* Directive *
Every entry here needs to be repeated exactly.

* Available data *

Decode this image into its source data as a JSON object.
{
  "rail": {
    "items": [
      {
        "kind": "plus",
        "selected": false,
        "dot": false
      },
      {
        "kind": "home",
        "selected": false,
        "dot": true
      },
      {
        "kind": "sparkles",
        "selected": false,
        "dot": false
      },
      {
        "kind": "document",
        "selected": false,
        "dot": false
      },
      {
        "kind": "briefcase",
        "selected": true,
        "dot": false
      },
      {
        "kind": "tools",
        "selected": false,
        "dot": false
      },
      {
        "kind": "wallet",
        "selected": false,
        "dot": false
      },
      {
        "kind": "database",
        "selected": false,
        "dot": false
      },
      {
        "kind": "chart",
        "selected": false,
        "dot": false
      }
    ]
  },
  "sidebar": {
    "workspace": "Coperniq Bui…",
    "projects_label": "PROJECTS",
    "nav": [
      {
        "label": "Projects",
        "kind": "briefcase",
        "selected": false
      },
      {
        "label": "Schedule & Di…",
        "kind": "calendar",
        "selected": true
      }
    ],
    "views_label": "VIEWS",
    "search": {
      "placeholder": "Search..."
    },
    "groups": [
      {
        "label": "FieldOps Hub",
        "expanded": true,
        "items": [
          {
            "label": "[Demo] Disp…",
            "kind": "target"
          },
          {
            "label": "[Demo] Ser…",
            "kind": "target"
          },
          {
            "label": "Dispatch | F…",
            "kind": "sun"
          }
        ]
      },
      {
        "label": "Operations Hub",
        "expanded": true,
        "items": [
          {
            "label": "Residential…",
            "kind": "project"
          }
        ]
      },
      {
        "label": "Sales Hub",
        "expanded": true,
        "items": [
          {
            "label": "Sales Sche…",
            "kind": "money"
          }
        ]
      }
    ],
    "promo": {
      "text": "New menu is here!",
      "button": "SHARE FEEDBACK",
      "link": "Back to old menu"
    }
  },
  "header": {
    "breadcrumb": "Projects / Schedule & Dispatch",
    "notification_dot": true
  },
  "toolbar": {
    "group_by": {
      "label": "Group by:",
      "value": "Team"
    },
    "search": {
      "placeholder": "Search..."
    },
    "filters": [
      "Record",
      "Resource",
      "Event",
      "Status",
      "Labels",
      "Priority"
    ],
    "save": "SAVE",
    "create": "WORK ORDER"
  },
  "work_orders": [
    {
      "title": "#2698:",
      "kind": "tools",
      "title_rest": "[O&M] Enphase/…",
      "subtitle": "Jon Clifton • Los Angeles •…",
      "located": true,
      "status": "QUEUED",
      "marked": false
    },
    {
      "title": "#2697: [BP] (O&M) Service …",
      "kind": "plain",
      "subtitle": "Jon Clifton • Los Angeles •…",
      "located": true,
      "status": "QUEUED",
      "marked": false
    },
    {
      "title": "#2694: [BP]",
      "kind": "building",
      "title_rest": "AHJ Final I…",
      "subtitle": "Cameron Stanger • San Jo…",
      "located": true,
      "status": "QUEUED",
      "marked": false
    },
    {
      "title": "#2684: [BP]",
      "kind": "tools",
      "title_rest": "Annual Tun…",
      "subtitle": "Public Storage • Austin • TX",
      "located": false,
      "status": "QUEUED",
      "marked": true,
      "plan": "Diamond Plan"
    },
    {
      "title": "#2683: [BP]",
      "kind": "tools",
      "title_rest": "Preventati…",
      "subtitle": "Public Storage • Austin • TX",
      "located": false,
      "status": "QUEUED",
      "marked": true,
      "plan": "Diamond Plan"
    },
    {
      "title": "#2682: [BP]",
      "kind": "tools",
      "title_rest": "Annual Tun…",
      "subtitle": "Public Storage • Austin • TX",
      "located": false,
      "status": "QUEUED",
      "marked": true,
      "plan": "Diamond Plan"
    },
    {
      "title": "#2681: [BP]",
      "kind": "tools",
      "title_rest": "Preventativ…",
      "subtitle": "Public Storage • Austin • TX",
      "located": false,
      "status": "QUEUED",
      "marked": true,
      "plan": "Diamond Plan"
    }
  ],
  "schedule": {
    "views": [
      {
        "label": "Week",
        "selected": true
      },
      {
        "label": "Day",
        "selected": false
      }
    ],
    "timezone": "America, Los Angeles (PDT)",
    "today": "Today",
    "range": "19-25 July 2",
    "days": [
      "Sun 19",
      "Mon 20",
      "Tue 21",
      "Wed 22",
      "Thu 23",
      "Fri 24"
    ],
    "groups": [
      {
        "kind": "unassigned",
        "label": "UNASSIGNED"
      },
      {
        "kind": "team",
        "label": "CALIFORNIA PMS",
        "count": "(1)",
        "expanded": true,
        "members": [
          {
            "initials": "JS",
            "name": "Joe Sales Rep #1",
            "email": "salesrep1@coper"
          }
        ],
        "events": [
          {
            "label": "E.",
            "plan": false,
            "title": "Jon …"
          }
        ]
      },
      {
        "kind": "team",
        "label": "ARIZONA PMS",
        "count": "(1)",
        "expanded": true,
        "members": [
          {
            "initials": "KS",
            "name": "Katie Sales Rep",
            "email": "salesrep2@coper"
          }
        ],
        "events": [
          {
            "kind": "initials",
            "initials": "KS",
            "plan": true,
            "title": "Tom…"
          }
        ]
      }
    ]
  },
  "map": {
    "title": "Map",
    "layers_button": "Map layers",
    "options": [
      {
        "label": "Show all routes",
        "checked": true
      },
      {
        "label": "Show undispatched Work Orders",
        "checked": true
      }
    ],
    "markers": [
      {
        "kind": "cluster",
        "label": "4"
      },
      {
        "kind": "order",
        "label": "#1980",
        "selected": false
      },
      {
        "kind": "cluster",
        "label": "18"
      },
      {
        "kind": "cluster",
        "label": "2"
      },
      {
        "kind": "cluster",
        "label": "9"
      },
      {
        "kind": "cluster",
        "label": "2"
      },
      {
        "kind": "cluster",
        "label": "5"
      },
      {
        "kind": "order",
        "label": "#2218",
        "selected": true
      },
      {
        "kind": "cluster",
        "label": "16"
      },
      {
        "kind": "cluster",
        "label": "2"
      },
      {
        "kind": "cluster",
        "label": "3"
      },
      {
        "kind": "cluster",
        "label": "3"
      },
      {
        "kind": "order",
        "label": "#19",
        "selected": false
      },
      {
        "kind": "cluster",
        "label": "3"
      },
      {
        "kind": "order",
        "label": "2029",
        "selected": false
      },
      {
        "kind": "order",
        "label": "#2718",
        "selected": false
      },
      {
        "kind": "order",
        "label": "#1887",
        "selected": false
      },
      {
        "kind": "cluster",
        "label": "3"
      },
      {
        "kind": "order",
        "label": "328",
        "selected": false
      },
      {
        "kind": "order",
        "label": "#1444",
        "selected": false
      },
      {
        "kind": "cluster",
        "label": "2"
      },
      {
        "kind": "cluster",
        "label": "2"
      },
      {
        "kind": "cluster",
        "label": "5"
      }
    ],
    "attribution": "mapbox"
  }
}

* Answer to this task *
Decode this image into its source data as a JSON object.
{
  "rail": {
    "items": [
      {
        "kind": "plus",
        "selected": false,
        "dot": false
      },
      {
        "kind": "home",
        "selected": false,
        "dot": true
      },
      {
        "kind": "sparkles",
        "selected": false,
        "dot": false
      },
      {
        "kind": "document",
        "selected": false,
        "dot": false
      },
      {
        "kind": "briefcase",
        "selected": true,
        "dot": false
      },
      {
        "kind": "tools",
        "selected": false,
        "dot": false
      },
      {
        "kind": "wallet",
        "selected": false,
        "dot": false
      },
      {
        "kind": "database",
        "selected": false,
        "dot": false
      },
      {
        "kind": "chart",
        "selected": false,
        "dot": false
      }
    ]
  },
  "sidebar": {
    "workspace": "Coperniq Bui…",
    "projects_label": "PROJECTS",
    "nav": [
      {
        "label": "Projects",
        "kind": "briefcase",
        "selected": false
      },
      {
        "label": "Schedule & Di…",
        "kind": "calendar",
        "selected": true
      }
    ],
    "views_label": "VIEWS",
    "search": {
      "placeholder": "Search..."
    },
    "groups": [
      {
        "label": "FieldOps Hub",
        "expanded": true,
        "items": [
          {
            "label": "[Demo] Disp…",
            "kind": "target"
          },
          {
            "label": "[Demo] Ser…",
            "kind": "target"
          },
          {
            "label": "Dispatch | F…",
            "kind": "sun"
          }
        ]
      },
      {
        "label": "Operations Hub",
        "expanded": true,
        "items": [
          {
            "label": "Residential…",
            "kind": "project"
          }
        ]
      },
      {
        "label": "Sales Hub",
        "expanded": true,
        "items": [
          {
            "label": "Sales Sche…",
            "kind": "money"
          }
        ]
      }
    ],
    "promo": {
      "text": "New menu is here!",
      "button": "SHARE FEEDBACK",
      "link": "Back to old menu"
    }
  },
  "header": {
    "breadcrumb": "Projects / Schedule & Dispatch",
    "notification_dot": true
  },
  "toolbar": {
    "group_by": {
      "label": "Group by:",
      "value": "Team"
    },
    "search": {
      "placeholder": "Search..."
    },
    "filters": [
      "Record",
      "Resource",
      "Event",
      "Status",
      "Labels",
      "Priority"
    ],
    "save": "SAVE",
    "create": "WORK ORDER"
  },
  "work_orders": [
    {
      "title": "#2698:",
      "kind": "tools",
      "title_rest": "[O&M] Enphase/…",
      "subtitle": "Jon Clifton • Los Angeles •…",
      "located": true,
      "status": "QUEUED",
      "marked": false
    },
    {
      "title": "#2697: [BP] (O&M) Service …",
      "kind": "plain",
      "subtitle": "Jon Clifton • Los Angeles •…",
      "located": true,
      "status": "QUEUED",
      "marked": false
    },
    {
      "title": "#2694: [BP]",
      "kind": "building",
      "title_rest": "AHJ Final I…",
      "subtitle": "Cameron Stanger • San Jo…",
      "located": true,
      "status": "QUEUED",
      "marked": false
    },
    {
      "title": "#2684: [BP]",
      "kind": "tools",
      "title_rest": "Annual Tun…",
      "subtitle": "Public Storage • Austin • TX",
      "located": false,
      "status": "QUEUED",
      "marked": true,
      "plan": "Diamond Plan"
    },
    {
      "title": "#2683: [BP]",
      "kind": "tools",
      "title_rest": "Preventati…",
      "subtitle": "Public Storage • Austin • TX",
      "located": false,
      "status": "QUEUED",
      "marked": true,
      "plan": "Diamond Plan"
    },
    {
      "title": "#2682: [BP]",
      "kind": "tools",
      "title_rest": "Annual Tun…",
      "subtitle": "Public Storage • Austin • TX",
      "located": false,
      "status": "QUEUED",
      "marked": true,
      "plan": "Diamond Plan"
    },
    {
      "title": "#2681: [BP]",
      "kind": "tools",
      "title_rest": "Preventativ…",
      "subtitle": "Public Storage • Austin • TX",
      "located": false,
      "status": "QUEUED",
      "marked": true,
      "plan": "Diamond Plan"
    }
  ],
  "schedule": {
    "views": [
      {
        "label": "Week",
        "selected": true
      },
      {
        "label": "Day",
        "selected": false
      }
    ],
    "timezone": "America, Los Angeles (PDT)",
    "today": "Today",
    "range": "19-25 July 2",
    "days": [
      "Sun 19",
      "Mon 20",
      "Tue 21",
      "Wed 22",
      "Thu 23",
      "Fri 24"
    ],
    "groups": [
      {
        "kind": "unassigned",
        "label": "UNASSIGNED"
      },
      {
        "kind": "team",
        "label": "CALIFORNIA PMS",
        "count": "(1)",
        "expanded": true,
        "members": [
          {
            "initials": "JS",
            "name": "Joe Sales Rep #1",
            "email": "salesrep1@coper"
          }
        ],
        "events": [
          {
            "label": "E.",
            "plan": false,
            "title": "Jon …"
          }
        ]
      },
      {
        "kind": "team",
        "label": "ARIZONA PMS",
        "count": "(1)",
        "expanded": true,
        "members": [
          {
            "initials": "KS",
            "name": "Katie Sales Rep",
            "email": "salesrep2@coper"
          }
        ],
        "events": [
          {
            "kind": "initials",
            "initials": "KS",
            "plan": true,
            "title": "Tom…"
          }
        ]
      }
    ]
  },
  "map": {
    "title": "Map",
    "layers_button": "Map layers",
    "options": [
      {
        "label": "Show all routes",
        "checked": true
      },
      {
        "label": "Show undispatched Work Orders",
        "checked": true
      }
    ],
    "markers": [
      {
        "kind": "cluster",
        "label": "4"
      },
      {
        "kind": "order",
        "label": "#1980",
        "selected": false
      },
      {
        "kind": "cluster",
        "label": "18"
      },
      {
        "kind": "cluster",
        "label": "2"
      },
      {
        "kind": "cluster",
        "label": "9"
      },
      {
        "kind": "cluster",
        "label": "2"
      },
      {
        "kind": "cluster",
        "label": "5"
      },
      {
        "kind": "order",
        "label": "#2218",
        "selected": true
      },
      {
        "kind": "cluster",
        "label": "16"
      },
      {
        "kind": "cluster",
        "label": "2"
      },
      {
        "kind": "cluster",
        "label": "3"
      },
      {
        "kind": "cluster",
        "label": "3"
      },
      {
        "kind": "order",
        "label": "#19",
        "selected": false
      },
      {
        "kind": "cluster",
        "label": "3"
      },
      {
        "kind": "order",
        "label": "2029",
        "selected": false
      },
      {
        "kind": "order",
        "label": "#2718",
        "selected": false
      },
      {
        "kind": "order",
        "label": "#1887",
        "selected": false
      },
      {
        "kind": "cluster",
        "label": "3"
      },
      {
        "kind": "order",
        "label": "328",
        "selected": false
      },
      {
        "kind": "order",
        "label": "#1444",
        "selected": false
      },
      {
        "kind": "cluster",
        "label": "2"
      },
      {
        "kind": "cluster",
        "label": "2"
      },
      {
        "kind": "cluster",
        "label": "5"
      }
    ],
    "attribution": "mapbox"
  }
}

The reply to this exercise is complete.